For newbies who are just starting out with C#, my general rule is
simple: you want a class. Period. Don't use structs unless you know you
need a struct.

How do you know you need a struct? You need a struct when you need
_value semantics_. There are lots of other hints that you might need a
struct, or hints that maybe that struct you built should be a class,
but that's the biggie: do you want value semantics? Do you want the
thing to act like an int or a double: be copied on every assignment, be
copied when being passed to a method, etc? Does it represent some sort
of quantity, or value, rather than a "thing" in the sense that a
Customer is a "thing" that deserves an identity whereas an integer is a
value.

Here's a big hint: could you give it a unique key? Would that make
sense? Customers have customer numbers; sales orders have sales order
numbers. These are all classes, pure and simple. An integer doesn't
have a UID, and couldn't have a UID. The concept makes no sense. That
means that it _might_ make a good value type (in the case of integer,
of course, it does).

***

● What you need to do
1: Rewrite the paragraph of the struct-versus-class text that begins "Here's a big hint" as a short bulleted list that keeps its main facts.
2: Set down the part of the struct-versus-class text starting with "Here's a big" and going on through "course, it does).", word for word.
The material after this text is not needed for anything here.

● Data extract
***

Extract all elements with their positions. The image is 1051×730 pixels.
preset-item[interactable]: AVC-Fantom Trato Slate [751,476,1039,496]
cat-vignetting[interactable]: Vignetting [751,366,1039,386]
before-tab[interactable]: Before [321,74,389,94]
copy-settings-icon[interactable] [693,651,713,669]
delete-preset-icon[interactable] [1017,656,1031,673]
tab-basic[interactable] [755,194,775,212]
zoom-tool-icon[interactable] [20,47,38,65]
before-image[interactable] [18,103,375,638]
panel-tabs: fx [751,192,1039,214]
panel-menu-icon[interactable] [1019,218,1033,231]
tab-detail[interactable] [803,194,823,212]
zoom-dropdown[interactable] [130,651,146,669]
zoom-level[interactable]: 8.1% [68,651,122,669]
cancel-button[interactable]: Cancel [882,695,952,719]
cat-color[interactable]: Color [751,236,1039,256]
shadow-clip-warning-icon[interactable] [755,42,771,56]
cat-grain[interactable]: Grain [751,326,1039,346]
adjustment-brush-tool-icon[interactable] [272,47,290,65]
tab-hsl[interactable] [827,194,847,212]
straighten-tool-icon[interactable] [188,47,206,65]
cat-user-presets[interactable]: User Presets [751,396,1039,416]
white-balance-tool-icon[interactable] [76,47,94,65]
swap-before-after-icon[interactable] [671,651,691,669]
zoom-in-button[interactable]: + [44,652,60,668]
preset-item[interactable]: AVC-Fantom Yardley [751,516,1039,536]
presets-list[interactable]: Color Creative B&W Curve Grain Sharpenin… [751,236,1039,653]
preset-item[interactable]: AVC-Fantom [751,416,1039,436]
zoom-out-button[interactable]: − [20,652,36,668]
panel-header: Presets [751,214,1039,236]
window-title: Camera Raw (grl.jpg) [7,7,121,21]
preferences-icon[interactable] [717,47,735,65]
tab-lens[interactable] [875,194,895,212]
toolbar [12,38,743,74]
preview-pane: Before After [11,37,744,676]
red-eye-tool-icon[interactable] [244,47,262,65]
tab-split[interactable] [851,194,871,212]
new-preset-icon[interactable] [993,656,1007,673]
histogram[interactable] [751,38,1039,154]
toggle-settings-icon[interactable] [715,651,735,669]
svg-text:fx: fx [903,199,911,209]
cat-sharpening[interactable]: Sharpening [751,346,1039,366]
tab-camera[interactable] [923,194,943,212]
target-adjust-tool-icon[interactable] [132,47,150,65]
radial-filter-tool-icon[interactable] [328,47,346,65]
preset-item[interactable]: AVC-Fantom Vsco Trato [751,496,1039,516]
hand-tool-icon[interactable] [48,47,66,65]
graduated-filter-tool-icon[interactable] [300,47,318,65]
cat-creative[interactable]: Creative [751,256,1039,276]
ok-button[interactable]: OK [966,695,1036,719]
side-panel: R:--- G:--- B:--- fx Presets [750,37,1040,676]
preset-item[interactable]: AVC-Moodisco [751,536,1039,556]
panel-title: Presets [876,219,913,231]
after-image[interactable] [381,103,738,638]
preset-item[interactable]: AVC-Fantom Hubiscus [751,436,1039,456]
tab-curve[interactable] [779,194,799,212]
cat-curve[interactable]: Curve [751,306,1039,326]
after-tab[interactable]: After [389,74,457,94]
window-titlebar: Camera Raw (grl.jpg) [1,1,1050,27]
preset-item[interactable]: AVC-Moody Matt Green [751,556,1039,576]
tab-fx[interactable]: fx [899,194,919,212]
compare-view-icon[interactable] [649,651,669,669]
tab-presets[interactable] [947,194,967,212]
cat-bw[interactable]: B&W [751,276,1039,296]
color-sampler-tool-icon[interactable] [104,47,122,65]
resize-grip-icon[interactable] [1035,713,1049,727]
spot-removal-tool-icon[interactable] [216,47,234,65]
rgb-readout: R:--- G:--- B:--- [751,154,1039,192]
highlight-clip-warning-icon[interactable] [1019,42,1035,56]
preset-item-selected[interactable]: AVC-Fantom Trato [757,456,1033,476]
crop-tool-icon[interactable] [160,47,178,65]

***

● Problem solutions
1:
- Big hint: ask whether the type could be given a unique key, and whether that would make sense.
- Customers have customer numbers, and sales orders have sales order numbers. These are classes, pure and simple.
- An integer doesn't and couldn't have a UID, because the concept makes no sense for it.
- That means it might make a good value type, and for an integer it does.

2:
Here's a big hint: could you give it a unique key? Would that make
sense? Customers have customer numbers; sales orders have sales order
numbers. These are all classes, pure and simple. An integer doesn't
have a UID, and couldn't have a UID. The concept makes no sense. That
means that it _might_ make a good value type (in the case of integer,
of course, it does).